**Task prompt**
Using the records provided below, locate and copy each line that contains the word "毕业设计".

**Available data**
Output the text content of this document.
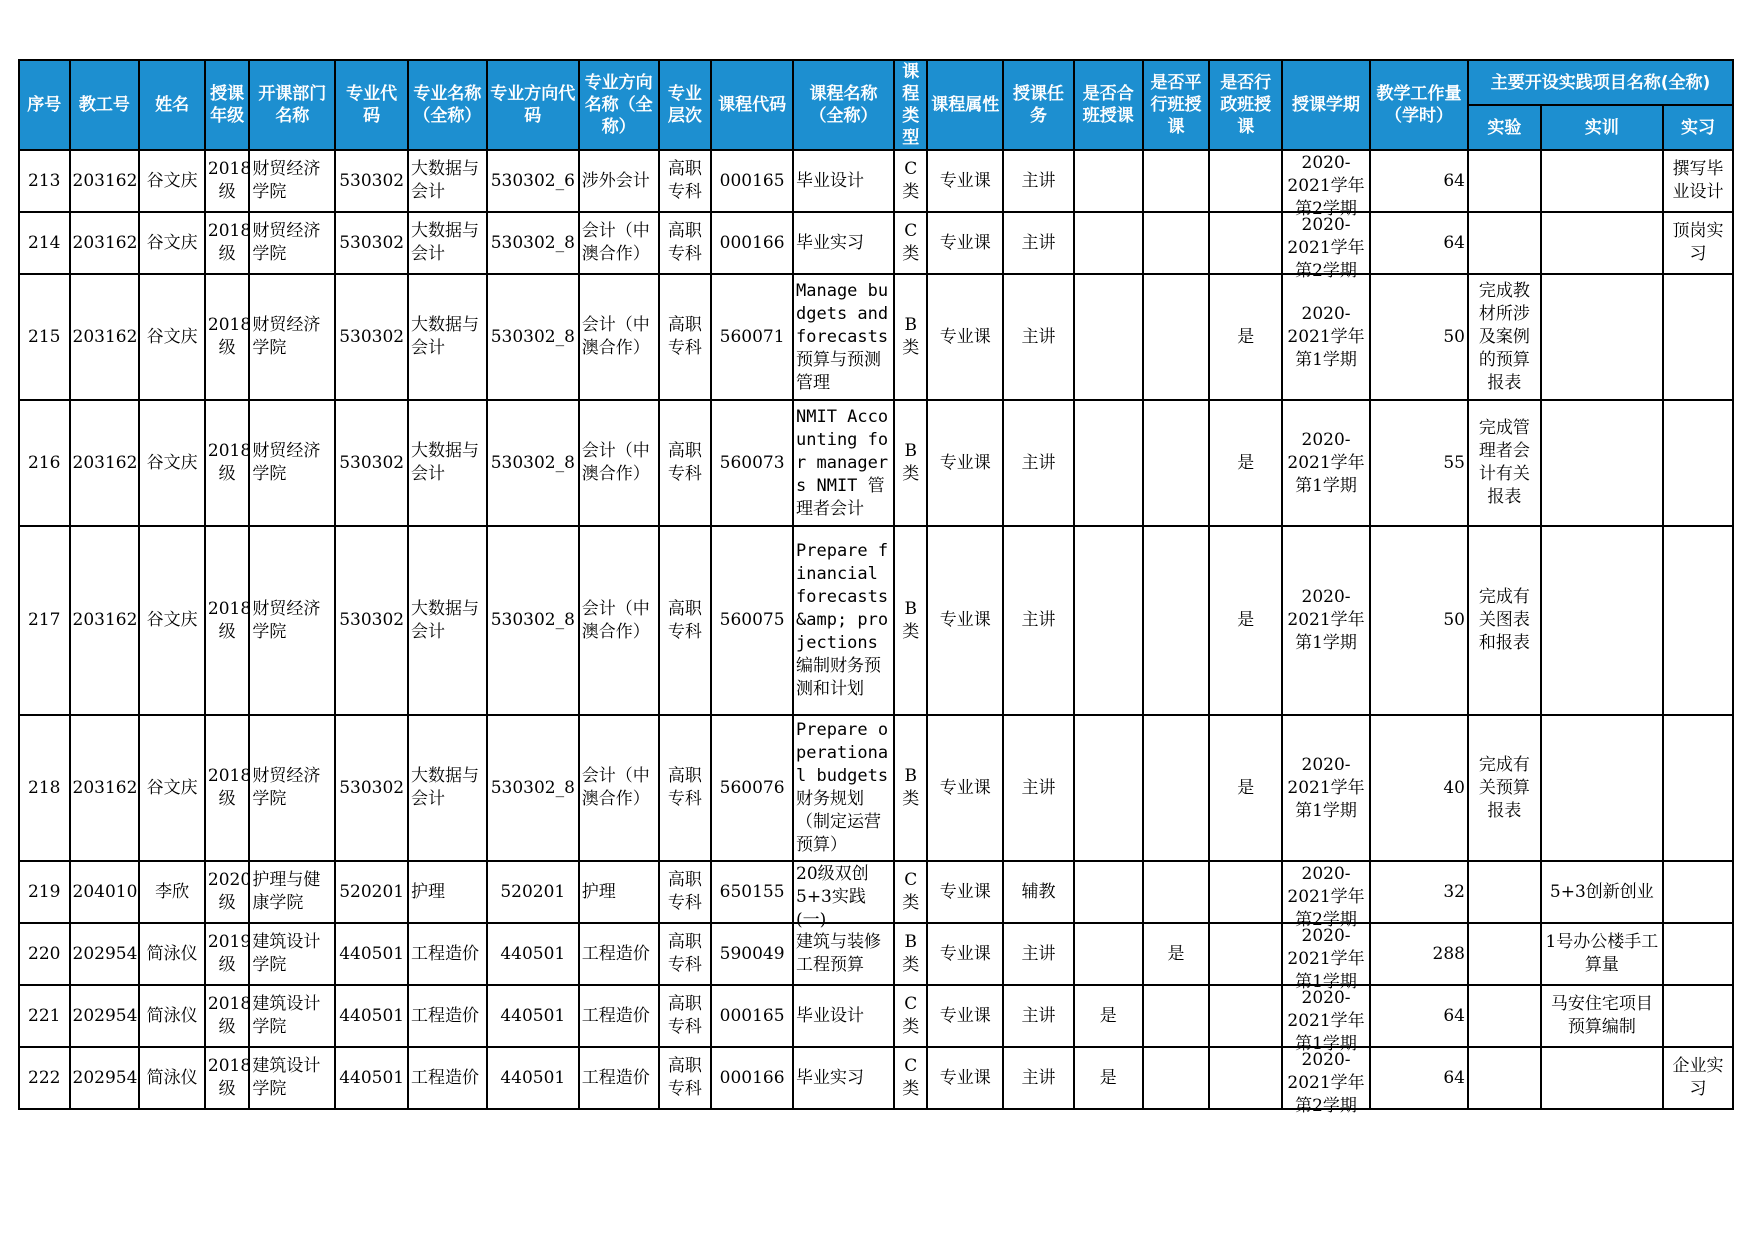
序号	教工号	姓名	授课年级	开课部门名称	专业代码	专业名称（全称）	专业方向代码	专业方向名称（全称）	专业层次	课程代码	课程名称（全称）	课程类型	课程属性	授课任务	是否合班授课	是否平行班授课	是否行政班授课	授课学期	教学工作量（学时）	主要开设实践项目名称(全称)		
																				实验	实训	实习

213	203162	谷文庆	2018级	财贸经济学院	530302	大数据与会计	530302_6	涉外会计	高职专科	000165	毕业设计	C类	专业课	主讲				2020-2021学年第2学期	64			撰写毕业设计

214	203162	谷文庆	2018级	财贸经济学院	530302	大数据与会计	530302_8	会计（中澳合作）	高职专科	000166	毕业实习	C类	专业课	主讲				2020-2021学年第2学期	64			顶岗实习

215	203162	谷文庆	2018级	财贸经济学院	530302	大数据与会计	530302_8	会计（中澳合作）	高职专科	560071	Manage budgets and forecasts 预算与预测管理	B类	专业课	主讲			是	2020-2021学年第1学期	50	完成教材所涉及案例的预算报表		

216	203162	谷文庆	2018级	财贸经济学院	530302	大数据与会计	530302_8	会计（中澳合作）	高职专科	560073	NMIT Accounting for managers NMIT 管理者会计	B类	专业课	主讲			是	2020-2021学年第1学期	55	完成管理者会计有关报表		

217	203162	谷文庆	2018级	财贸经济学院	530302	大数据与会计	530302_8	会计（中澳合作）	高职专科	560075	Prepare financial forecasts &amp; projections 编制财务预测和计划	B类	专业课	主讲			是	2020-2021学年第1学期	50	完成有关图表和报表		

218	203162	谷文庆	2018级	财贸经济学院	530302	大数据与会计	530302_8	会计（中澳合作）	高职专科	560076	Prepare operational budgets 财务规划（制定运营预算）	B类	专业课	主讲			是	2020-2021学年第1学期	40	完成有关预算报表		

219	204010	李欣	2020级	护理与健康学院	520201	护理	520201	护理	高职专科	650155	20级双创5+3实践(一)	C类	专业课	辅教				2020-2021学年第2学期	32		5+3创新创业	

220	202954	简泳仪	2019级	建筑设计学院	440501	工程造价	440501	工程造价	高职专科	590049	建筑与装修工程预算	B类	专业课	主讲		是		2020-2021学年第1学期	288		1号办公楼手工算量	

221	202954	简泳仪	2018级	建筑设计学院	440501	工程造价	440501	工程造价	高职专科	000165	毕业设计	C类	专业课	主讲	是			2020-2021学年第1学期	64		马安住宅项目预算编制	

222	202954	简泳仪	2018级	建筑设计学院	440501	工程造价	440501	工程造价	高职专科	000166	毕业实习	C类	专业课	主讲	是			2020-2021学年第2学期	64			企业实习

**Written answer**
213	203162	谷文庆	2018级	财贸经济学院	530302	大数据与会计	530302_6	涉外会计	高职专科	000165	毕业设计	C类	专业课	主讲				2020-2021学年第2学期	64			撰写毕业设计
221	202954	简泳仪	2018级	建筑设计学院	440501	工程造价	440501	工程造价	高职专科	000165	毕业设计	C类	专业课	主讲	是			2020-2021学年第1学期	64		马安住宅项目预算编制	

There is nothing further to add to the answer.